*Data to process*:

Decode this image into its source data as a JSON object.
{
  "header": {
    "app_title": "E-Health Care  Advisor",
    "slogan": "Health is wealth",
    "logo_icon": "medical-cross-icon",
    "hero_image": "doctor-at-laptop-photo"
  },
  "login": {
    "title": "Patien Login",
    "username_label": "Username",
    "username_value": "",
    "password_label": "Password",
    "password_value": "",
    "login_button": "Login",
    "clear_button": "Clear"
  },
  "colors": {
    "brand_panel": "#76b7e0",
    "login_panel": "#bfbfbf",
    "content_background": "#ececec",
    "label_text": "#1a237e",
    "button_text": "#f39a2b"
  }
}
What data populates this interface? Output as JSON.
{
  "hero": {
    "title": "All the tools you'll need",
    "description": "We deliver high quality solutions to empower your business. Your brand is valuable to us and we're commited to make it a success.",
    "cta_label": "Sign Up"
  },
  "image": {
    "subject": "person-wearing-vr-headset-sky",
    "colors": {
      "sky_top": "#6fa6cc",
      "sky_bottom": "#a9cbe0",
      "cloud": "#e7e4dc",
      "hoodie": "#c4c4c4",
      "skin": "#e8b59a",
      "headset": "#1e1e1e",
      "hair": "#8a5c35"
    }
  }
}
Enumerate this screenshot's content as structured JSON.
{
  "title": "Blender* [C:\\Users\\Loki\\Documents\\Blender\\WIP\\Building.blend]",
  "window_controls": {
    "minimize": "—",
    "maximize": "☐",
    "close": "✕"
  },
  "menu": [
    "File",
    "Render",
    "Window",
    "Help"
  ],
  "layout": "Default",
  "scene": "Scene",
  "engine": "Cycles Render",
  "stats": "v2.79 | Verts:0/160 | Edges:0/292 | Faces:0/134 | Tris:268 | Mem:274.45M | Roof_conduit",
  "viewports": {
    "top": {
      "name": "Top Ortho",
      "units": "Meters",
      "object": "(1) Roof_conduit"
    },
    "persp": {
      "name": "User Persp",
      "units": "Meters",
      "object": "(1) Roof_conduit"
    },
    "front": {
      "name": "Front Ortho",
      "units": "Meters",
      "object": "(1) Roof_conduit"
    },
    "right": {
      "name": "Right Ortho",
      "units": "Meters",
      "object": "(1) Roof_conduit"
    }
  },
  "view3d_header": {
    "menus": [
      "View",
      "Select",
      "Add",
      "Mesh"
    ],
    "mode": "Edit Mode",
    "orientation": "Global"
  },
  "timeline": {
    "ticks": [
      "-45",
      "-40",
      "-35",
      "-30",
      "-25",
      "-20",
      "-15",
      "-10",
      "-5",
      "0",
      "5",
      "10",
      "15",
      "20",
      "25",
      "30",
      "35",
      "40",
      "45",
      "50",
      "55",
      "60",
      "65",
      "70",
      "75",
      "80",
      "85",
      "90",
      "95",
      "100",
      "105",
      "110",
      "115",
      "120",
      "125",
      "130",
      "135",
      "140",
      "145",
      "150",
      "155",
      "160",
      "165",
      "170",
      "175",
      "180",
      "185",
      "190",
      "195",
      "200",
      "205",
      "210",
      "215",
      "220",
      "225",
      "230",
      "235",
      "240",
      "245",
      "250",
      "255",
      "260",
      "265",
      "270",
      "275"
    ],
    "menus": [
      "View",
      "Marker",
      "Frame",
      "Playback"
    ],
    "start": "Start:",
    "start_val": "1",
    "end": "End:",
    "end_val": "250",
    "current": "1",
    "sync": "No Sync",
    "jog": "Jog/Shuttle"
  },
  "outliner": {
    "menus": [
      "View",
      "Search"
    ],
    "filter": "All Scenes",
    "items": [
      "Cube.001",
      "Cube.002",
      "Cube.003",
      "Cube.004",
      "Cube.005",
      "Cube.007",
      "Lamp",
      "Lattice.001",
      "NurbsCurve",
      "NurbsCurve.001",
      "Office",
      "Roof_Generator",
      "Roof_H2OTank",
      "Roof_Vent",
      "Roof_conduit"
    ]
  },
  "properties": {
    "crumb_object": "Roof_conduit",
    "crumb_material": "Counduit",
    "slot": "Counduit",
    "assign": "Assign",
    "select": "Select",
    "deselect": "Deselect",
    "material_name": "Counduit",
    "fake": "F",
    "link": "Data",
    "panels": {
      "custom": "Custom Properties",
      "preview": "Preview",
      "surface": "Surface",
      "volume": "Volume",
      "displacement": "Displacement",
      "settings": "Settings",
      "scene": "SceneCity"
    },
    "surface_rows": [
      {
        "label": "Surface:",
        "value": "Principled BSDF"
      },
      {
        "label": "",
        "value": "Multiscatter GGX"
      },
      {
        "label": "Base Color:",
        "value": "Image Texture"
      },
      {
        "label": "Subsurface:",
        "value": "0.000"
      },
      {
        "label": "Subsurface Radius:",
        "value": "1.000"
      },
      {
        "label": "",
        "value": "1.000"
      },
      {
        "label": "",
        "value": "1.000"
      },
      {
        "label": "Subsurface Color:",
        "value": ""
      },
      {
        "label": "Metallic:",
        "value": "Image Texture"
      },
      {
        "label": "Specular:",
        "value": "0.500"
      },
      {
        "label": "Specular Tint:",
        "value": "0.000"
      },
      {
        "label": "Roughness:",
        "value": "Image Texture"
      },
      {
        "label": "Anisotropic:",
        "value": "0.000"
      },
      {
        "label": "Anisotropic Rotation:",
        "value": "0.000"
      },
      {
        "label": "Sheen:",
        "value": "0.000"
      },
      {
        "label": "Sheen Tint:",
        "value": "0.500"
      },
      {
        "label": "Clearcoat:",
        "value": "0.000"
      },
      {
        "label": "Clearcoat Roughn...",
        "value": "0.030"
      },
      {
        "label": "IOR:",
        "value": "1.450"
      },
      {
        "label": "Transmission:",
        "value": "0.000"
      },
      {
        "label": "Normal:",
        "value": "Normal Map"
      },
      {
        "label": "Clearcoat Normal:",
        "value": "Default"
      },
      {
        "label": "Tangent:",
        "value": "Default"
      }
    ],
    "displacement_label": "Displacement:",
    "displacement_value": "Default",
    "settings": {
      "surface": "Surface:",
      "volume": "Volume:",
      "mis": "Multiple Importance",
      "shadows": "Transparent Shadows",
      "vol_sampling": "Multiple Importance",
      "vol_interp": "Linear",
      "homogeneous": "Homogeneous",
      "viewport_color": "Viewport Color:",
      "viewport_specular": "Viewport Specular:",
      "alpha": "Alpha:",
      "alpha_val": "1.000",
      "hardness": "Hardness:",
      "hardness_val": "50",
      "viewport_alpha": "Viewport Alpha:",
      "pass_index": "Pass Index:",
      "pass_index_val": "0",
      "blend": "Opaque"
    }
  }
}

*Written instruction*:
Repeat all the entries exactly as given.

*Result of this exercise*:
Decode this image into its source data as a JSON object.
{
  "header": {
    "app_title": "E-Health Care  Advisor",
    "slogan": "Health is wealth",
    "logo_icon": "medical-cross-icon",
    "hero_image": "doctor-at-laptop-photo"
  },
  "login": {
    "title": "Patien Login",
    "username_label": "Username",
    "username_value": "",
    "password_label": "Password",
    "password_value": "",
    "login_button": "Login",
    "clear_button": "Clear"
  },
  "colors": {
    "brand_panel": "#76b7e0",
    "login_panel": "#bfbfbf",
    "content_background": "#ececec",
    "label_text": "#1a237e",
    "button_text": "#f39a2b"
  }
}
What data populates this interface? Output as JSON.
{
  "hero": {
    "title": "All the tools you'll need",
    "description": "We deliver high quality solutions to empower your business. Your brand is valuable to us and we're commited to make it a success.",
    "cta_label": "Sign Up"
  },
  "image": {
    "subject": "person-wearing-vr-headset-sky",
    "colors": {
      "sky_top": "#6fa6cc",
      "sky_bottom": "#a9cbe0",
      "cloud": "#e7e4dc",
      "hoodie": "#c4c4c4",
      "skin": "#e8b59a",
      "headset": "#1e1e1e",
      "hair": "#8a5c35"
    }
  }
}
Enumerate this screenshot's content as structured JSON.
{
  "title": "Blender* [C:\\Users\\Loki\\Documents\\Blender\\WIP\\Building.blend]",
  "window_controls": {
    "minimize": "—",
    "maximize": "☐",
    "close": "✕"
  },
  "menu": [
    "File",
    "Render",
    "Window",
    "Help"
  ],
  "layout": "Default",
  "scene": "Scene",
  "engine": "Cycles Render",
  "stats": "v2.79 | Verts:0/160 | Edges:0/292 | Faces:0/134 | Tris:268 | Mem:274.45M | Roof_conduit",
  "viewports": {
    "top": {
      "name": "Top Ortho",
      "units": "Meters",
      "object": "(1) Roof_conduit"
    },
    "persp": {
      "name": "User Persp",
      "units": "Meters",
      "object": "(1) Roof_conduit"
    },
    "front": {
      "name": "Front Ortho",
      "units": "Meters",
      "object": "(1) Roof_conduit"
    },
    "right": {
      "name": "Right Ortho",
      "units": "Meters",
      "object": "(1) Roof_conduit"
    }
  },
  "view3d_header": {
    "menus": [
      "View",
      "Select",
      "Add",
      "Mesh"
    ],
    "mode": "Edit Mode",
    "orientation": "Global"
  },
  "timeline": {
    "ticks": [
      "-45",
      "-40",
      "-35",
      "-30",
      "-25",
      "-20",
      "-15",
      "-10",
      "-5",
      "0",
      "5",
      "10",
      "15",
      "20",
      "25",
      "30",
      "35",
      "40",
      "45",
      "50",
      "55",
      "60",
      "65",
      "70",
      "75",
      "80",
      "85",
      "90",
      "95",
      "100",
      "105",
      "110",
      "115",
      "120",
      "125",
      "130",
      "135",
      "140",
      "145",
      "150",
      "155",
      "160",
      "165",
      "170",
      "175",
      "180",
      "185",
      "190",
      "195",
      "200",
      "205",
      "210",
      "215",
      "220",
      "225",
      "230",
      "235",
      "240",
      "245",
      "250",
      "255",
      "260",
      "265",
      "270",
      "275"
    ],
    "menus": [
      "View",
      "Marker",
      "Frame",
      "Playback"
    ],
    "start": "Start:",
    "start_val": "1",
    "end": "End:",
    "end_val": "250",
    "current": "1",
    "sync": "No Sync",
    "jog": "Jog/Shuttle"
  },
  "outliner": {
    "menus": [
      "View",
      "Search"
    ],
    "filter": "All Scenes",
    "items": [
      "Cube.001",
      "Cube.002",
      "Cube.003",
      "Cube.004",
      "Cube.005",
      "Cube.007",
      "Lamp",
      "Lattice.001",
      "NurbsCurve",
      "NurbsCurve.001",
      "Office",
      "Roof_Generator",
      "Roof_H2OTank",
      "Roof_Vent",
      "Roof_conduit"
    ]
  },
  "properties": {
    "crumb_object": "Roof_conduit",
    "crumb_material": "Counduit",
    "slot": "Counduit",
    "assign": "Assign",
    "select": "Select",
    "deselect": "Deselect",
    "material_name": "Counduit",
    "fake": "F",
    "link": "Data",
    "panels": {
      "custom": "Custom Properties",
      "preview": "Preview",
      "surface": "Surface",
      "volume": "Volume",
      "displacement": "Displacement",
      "settings": "Settings",
      "scene": "SceneCity"
    },
    "surface_rows": [
      {
        "label": "Surface:",
        "value": "Principled BSDF"
      },
      {
        "label": "",
        "value": "Multiscatter GGX"
      },
      {
        "label": "Base Color:",
        "value": "Image Texture"
      },
      {
        "label": "Subsurface:",
        "value": "0.000"
      },
      {
        "label": "Subsurface Radius:",
        "value": "1.000"
      },
      {
        "label": "",
        "value": "1.000"
      },
      {
        "label": "",
        "value": "1.000"
      },
      {
        "label": "Subsurface Color:",
        "value": ""
      },
      {
        "label": "Metallic:",
        "value": "Image Texture"
      },
      {
        "label": "Specular:",
        "value": "0.500"
      },
      {
        "label": "Specular Tint:",
        "value": "0.000"
      },
      {
        "label": "Roughness:",
        "value": "Image Texture"
      },
      {
        "label": "Anisotropic:",
        "value": "0.000"
      },
      {
        "label": "Anisotropic Rotation:",
        "value": "0.000"
      },
      {
        "label": "Sheen:",
        "value": "0.000"
      },
      {
        "label": "Sheen Tint:",
        "value": "0.500"
      },
      {
        "label": "Clearcoat:",
        "value": "0.000"
      },
      {
        "label": "Clearcoat Roughn...",
        "value": "0.030"
      },
      {
        "label": "IOR:",
        "value": "1.450"
      },
      {
        "label": "Transmission:",
        "value": "0.000"
      },
      {
        "label": "Normal:",
        "value": "Normal Map"
      },
      {
        "label": "Clearcoat Normal:",
        "value": "Default"
      },
      {
        "label": "Tangent:",
        "value": "Default"
      }
    ],
    "displacement_label": "Displacement:",
    "displacement_value": "Default",
    "settings": {
      "surface": "Surface:",
      "volume": "Volume:",
      "mis": "Multiple Importance",
      "shadows": "Transparent Shadows",
      "vol_sampling": "Multiple Importance",
      "vol_interp": "Linear",
      "homogeneous": "Homogeneous",
      "viewport_color": "Viewport Color:",
      "viewport_specular": "Viewport Specular:",
      "alpha": "Alpha:",
      "alpha_val": "1.000",
      "hardness": "Hardness:",
      "hardness_val": "50",
      "viewport_alpha": "Viewport Alpha:",
      "pass_index": "Pass Index:",
      "pass_index_val": "0",
      "blend": "Opaque"
    }
  }
}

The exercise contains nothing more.